--- Supplied material ---
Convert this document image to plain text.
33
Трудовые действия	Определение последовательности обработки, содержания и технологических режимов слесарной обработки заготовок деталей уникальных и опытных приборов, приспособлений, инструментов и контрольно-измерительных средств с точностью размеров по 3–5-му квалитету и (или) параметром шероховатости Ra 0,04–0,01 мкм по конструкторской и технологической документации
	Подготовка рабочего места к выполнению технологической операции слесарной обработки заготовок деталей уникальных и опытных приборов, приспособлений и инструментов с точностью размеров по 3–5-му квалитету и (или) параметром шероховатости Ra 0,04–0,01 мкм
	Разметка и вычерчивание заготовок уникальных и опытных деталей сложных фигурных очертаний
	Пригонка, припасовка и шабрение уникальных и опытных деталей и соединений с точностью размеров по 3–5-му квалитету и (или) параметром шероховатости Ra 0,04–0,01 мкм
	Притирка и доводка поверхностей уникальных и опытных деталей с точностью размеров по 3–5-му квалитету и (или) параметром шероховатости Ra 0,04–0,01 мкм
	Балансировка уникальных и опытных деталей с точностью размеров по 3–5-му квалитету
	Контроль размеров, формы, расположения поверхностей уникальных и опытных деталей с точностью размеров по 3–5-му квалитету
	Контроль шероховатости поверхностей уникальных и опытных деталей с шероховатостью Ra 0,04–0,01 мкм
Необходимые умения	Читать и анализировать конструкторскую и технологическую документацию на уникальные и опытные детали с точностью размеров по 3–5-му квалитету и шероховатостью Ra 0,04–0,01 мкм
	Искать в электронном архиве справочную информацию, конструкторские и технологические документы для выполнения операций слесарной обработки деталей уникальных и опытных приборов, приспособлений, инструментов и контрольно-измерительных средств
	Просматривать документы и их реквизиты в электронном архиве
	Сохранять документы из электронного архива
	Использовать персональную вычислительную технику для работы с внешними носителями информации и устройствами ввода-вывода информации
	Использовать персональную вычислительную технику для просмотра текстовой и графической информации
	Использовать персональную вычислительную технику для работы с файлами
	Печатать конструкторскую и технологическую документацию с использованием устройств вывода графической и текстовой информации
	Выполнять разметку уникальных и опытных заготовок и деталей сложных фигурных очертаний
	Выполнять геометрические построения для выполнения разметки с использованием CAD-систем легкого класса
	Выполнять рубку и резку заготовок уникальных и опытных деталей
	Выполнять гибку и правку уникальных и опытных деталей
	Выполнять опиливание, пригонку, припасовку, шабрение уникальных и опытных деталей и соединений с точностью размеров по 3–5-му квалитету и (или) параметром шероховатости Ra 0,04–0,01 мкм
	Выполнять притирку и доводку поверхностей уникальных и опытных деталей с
---
_What to produce_. Extract the full listing and reproduce each line exactly.

_Result below_.
Convert this document image to plain text.
33
Трудовые действия	Определение последовательности обработки, содержания и технологических режимов слесарной обработки заготовок деталей уникальных и опытных приборов, приспособлений, инструментов и контрольно-измерительных средств с точностью размеров по 3–5-му квалитету и (или) параметром шероховатости Ra 0,04–0,01 мкм по конструкторской и технологической документации
	Подготовка рабочего места к выполнению технологической операции слесарной обработки заготовок деталей уникальных и опытных приборов, приспособлений и инструментов с точностью размеров по 3–5-му квалитету и (или) параметром шероховатости Ra 0,04–0,01 мкм
	Разметка и вычерчивание заготовок уникальных и опытных деталей сложных фигурных очертаний
	Пригонка, припасовка и шабрение уникальных и опытных деталей и соединений с точностью размеров по 3–5-му квалитету и (или) параметром шероховатости Ra 0,04–0,01 мкм
	Притирка и доводка поверхностей уникальных и опытных деталей с точностью размеров по 3–5-му квалитету и (или) параметром шероховатости Ra 0,04–0,01 мкм
	Балансировка уникальных и опытных деталей с точностью размеров по 3–5-му квалитету
	Контроль размеров, формы, расположения поверхностей уникальных и опытных деталей с точностью размеров по 3–5-му квалитету
	Контроль шероховатости поверхностей уникальных и опытных деталей с шероховатостью Ra 0,04–0,01 мкм
Необходимые умения	Читать и анализировать конструкторскую и технологическую документацию на уникальные и опытные детали с точностью размеров по 3–5-му квалитету и шероховатостью Ra 0,04–0,01 мкм
	Искать в электронном архиве справочную информацию, конструкторские и технологические документы для выполнения операций слесарной обработки деталей уникальных и опытных приборов, приспособлений, инструментов и контрольно-измерительных средств
	Просматривать документы и их реквизиты в электронном архиве
	Сохранять документы из электронного архива
	Использовать персональную вычислительную технику для работы с внешними носителями информации и устройствами ввода-вывода информации
	Использовать персональную вычислительную технику для просмотра текстовой и графической информации
	Использовать персональную вычислительную технику для работы с файлами
	Печатать конструкторскую и технологическую документацию с использованием устройств вывода графической и текстовой информации
	Выполнять разметку уникальных и опытных заготовок и деталей сложных фигурных очертаний
	Выполнять геометрические построения для выполнения разметки с использованием CAD-систем легкого класса
	Выполнять рубку и резку заготовок уникальных и опытных деталей
	Выполнять гибку и правку уникальных и опытных деталей
	Выполнять опиливание, пригонку, припасовку, шабрение уникальных и опытных деталей и соединений с точностью размеров по 3–5-му квалитету и (или) параметром шероховатости Ra 0,04–0,01 мкм
	Выполнять притирку и доводку поверхностей уникальных и опытных деталей с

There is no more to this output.